Records:
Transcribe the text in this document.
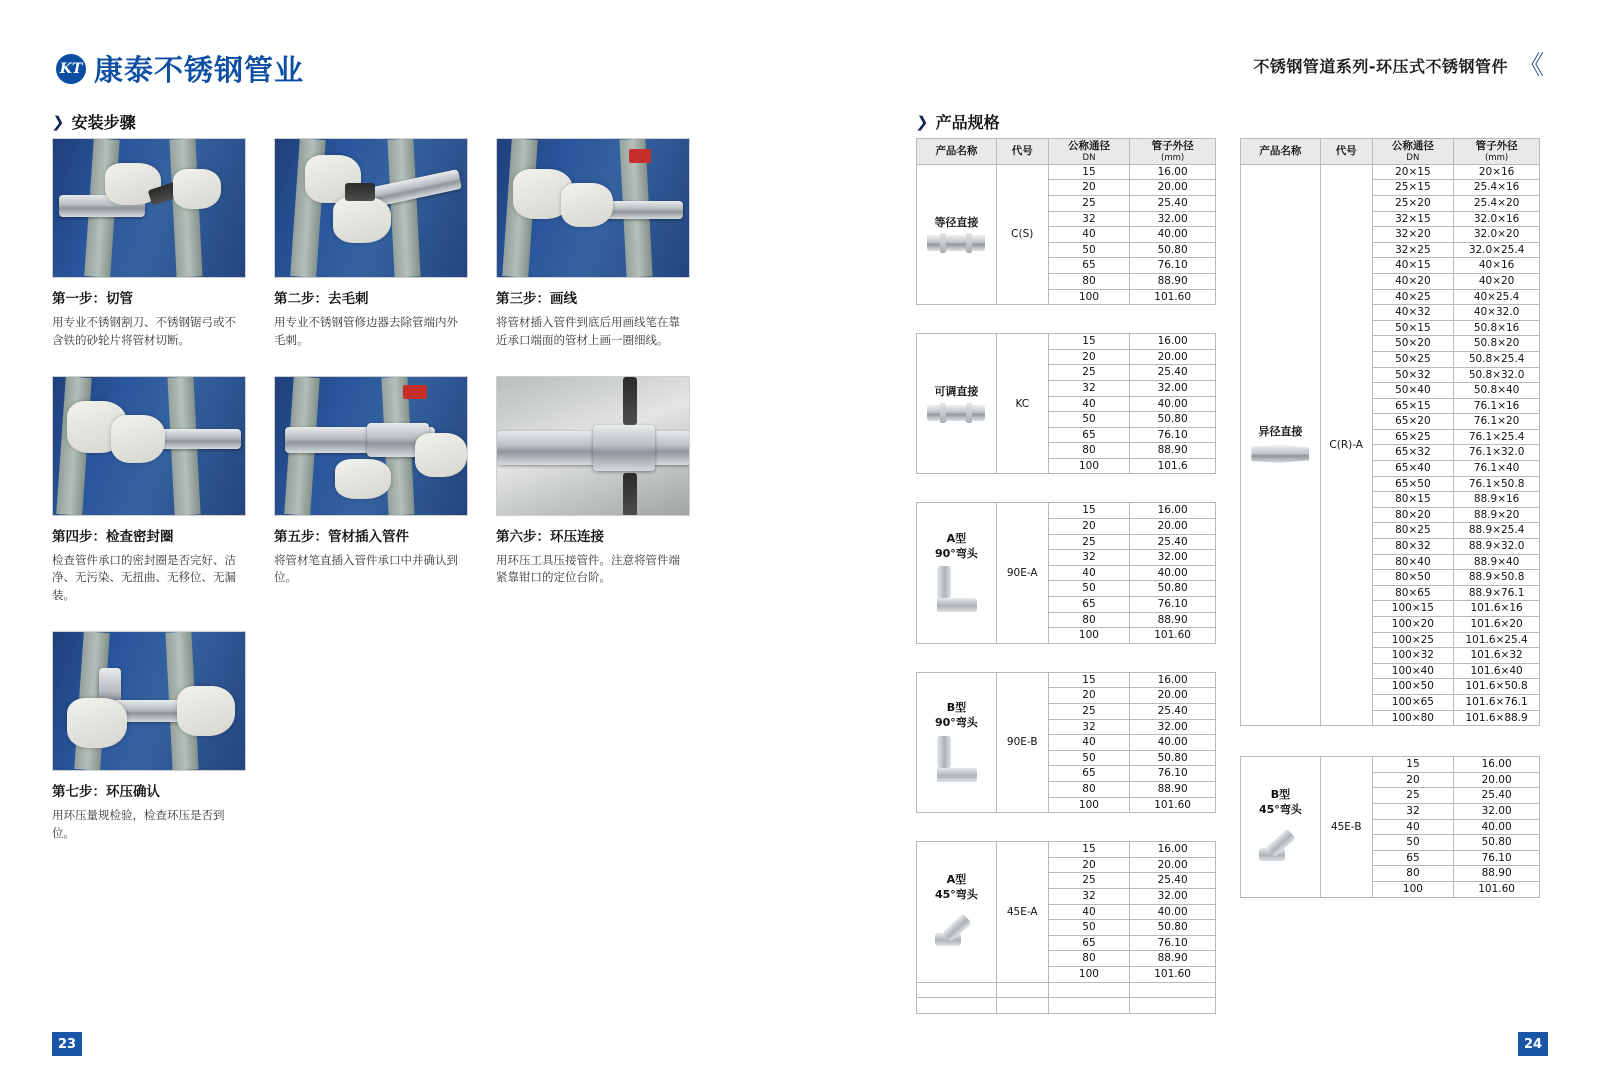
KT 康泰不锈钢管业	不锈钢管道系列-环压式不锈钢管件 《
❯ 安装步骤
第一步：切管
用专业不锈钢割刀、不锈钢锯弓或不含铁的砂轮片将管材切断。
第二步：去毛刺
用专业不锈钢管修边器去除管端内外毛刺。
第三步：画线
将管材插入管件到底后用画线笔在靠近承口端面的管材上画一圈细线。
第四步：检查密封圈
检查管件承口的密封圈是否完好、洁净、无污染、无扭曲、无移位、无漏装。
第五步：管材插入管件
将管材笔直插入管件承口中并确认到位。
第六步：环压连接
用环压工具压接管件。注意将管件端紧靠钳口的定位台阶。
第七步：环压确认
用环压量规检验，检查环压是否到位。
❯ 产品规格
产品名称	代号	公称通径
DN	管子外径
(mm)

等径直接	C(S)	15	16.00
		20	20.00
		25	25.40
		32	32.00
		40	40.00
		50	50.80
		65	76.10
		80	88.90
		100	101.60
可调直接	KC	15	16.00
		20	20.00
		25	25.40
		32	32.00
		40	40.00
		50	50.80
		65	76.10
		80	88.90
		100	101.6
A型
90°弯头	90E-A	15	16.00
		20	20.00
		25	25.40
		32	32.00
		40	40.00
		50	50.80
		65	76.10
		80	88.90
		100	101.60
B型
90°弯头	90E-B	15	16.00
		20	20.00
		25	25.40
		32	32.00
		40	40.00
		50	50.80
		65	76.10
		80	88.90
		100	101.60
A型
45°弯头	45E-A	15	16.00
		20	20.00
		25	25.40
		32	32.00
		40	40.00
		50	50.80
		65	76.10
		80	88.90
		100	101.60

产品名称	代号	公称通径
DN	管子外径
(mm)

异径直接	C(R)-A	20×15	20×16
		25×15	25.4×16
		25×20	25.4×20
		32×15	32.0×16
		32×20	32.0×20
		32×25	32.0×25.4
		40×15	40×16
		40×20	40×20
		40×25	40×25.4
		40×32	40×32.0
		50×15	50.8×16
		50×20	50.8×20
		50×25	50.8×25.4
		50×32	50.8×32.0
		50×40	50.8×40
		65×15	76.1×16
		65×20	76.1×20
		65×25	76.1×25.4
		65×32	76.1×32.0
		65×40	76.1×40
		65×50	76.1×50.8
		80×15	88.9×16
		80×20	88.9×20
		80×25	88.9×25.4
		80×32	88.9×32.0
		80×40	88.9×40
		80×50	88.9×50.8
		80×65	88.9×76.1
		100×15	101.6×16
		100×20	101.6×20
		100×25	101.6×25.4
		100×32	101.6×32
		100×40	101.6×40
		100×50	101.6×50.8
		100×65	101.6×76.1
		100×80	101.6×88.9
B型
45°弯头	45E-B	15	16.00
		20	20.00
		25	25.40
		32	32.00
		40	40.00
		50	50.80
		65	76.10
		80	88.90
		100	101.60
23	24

> **Task directions**
Reproduce all of the entries word for word, skipping any pictures they hold.

> **The answer**
Transcribe the text in this document.
KT 康泰不锈钢管业	不锈钢管道系列-环压式不锈钢管件 《
❯ 安装步骤
第一步：切管
用专业不锈钢割刀、不锈钢锯弓或不含铁的砂轮片将管材切断。
第二步：去毛刺
用专业不锈钢管修边器去除管端内外毛刺。
第三步：画线
将管材插入管件到底后用画线笔在靠近承口端面的管材上画一圈细线。
第四步：检查密封圈
检查管件承口的密封圈是否完好、洁净、无污染、无扭曲、无移位、无漏装。
第五步：管材插入管件
将管材笔直插入管件承口中并确认到位。
第六步：环压连接
用环压工具压接管件。注意将管件端紧靠钳口的定位台阶。
第七步：环压确认
用环压量规检验，检查环压是否到位。
❯ 产品规格
产品名称	代号	公称通径
DN	管子外径
(mm)

等径直接	C(S)	15	16.00
		20	20.00
		25	25.40
		32	32.00
		40	40.00
		50	50.80
		65	76.10
		80	88.90
		100	101.60
可调直接	KC	15	16.00
		20	20.00
		25	25.40
		32	32.00
		40	40.00
		50	50.80
		65	76.10
		80	88.90
		100	101.6
A型
90°弯头	90E-A	15	16.00
		20	20.00
		25	25.40
		32	32.00
		40	40.00
		50	50.80
		65	76.10
		80	88.90
		100	101.60
B型
90°弯头	90E-B	15	16.00
		20	20.00
		25	25.40
		32	32.00
		40	40.00
		50	50.80
		65	76.10
		80	88.90
		100	101.60
A型
45°弯头	45E-A	15	16.00
		20	20.00
		25	25.40
		32	32.00
		40	40.00
		50	50.80
		65	76.10
		80	88.90
		100	101.60

产品名称	代号	公称通径
DN	管子外径
(mm)

异径直接	C(R)-A	20×15	20×16
		25×15	25.4×16
		25×20	25.4×20
		32×15	32.0×16
		32×20	32.0×20
		32×25	32.0×25.4
		40×15	40×16
		40×20	40×20
		40×25	40×25.4
		40×32	40×32.0
		50×15	50.8×16
		50×20	50.8×20
		50×25	50.8×25.4
		50×32	50.8×32.0
		50×40	50.8×40
		65×15	76.1×16
		65×20	76.1×20
		65×25	76.1×25.4
		65×32	76.1×32.0
		65×40	76.1×40
		65×50	76.1×50.8
		80×15	88.9×16
		80×20	88.9×20
		80×25	88.9×25.4
		80×32	88.9×32.0
		80×40	88.9×40
		80×50	88.9×50.8
		80×65	88.9×76.1
		100×15	101.6×16
		100×20	101.6×20
		100×25	101.6×25.4
		100×32	101.6×32
		100×40	101.6×40
		100×50	101.6×50.8
		100×65	101.6×76.1
		100×80	101.6×88.9
B型
45°弯头	45E-B	15	16.00
		20	20.00
		25	25.40
		32	32.00
		40	40.00
		50	50.80
		65	76.10
		80	88.90
		100	101.60
23	24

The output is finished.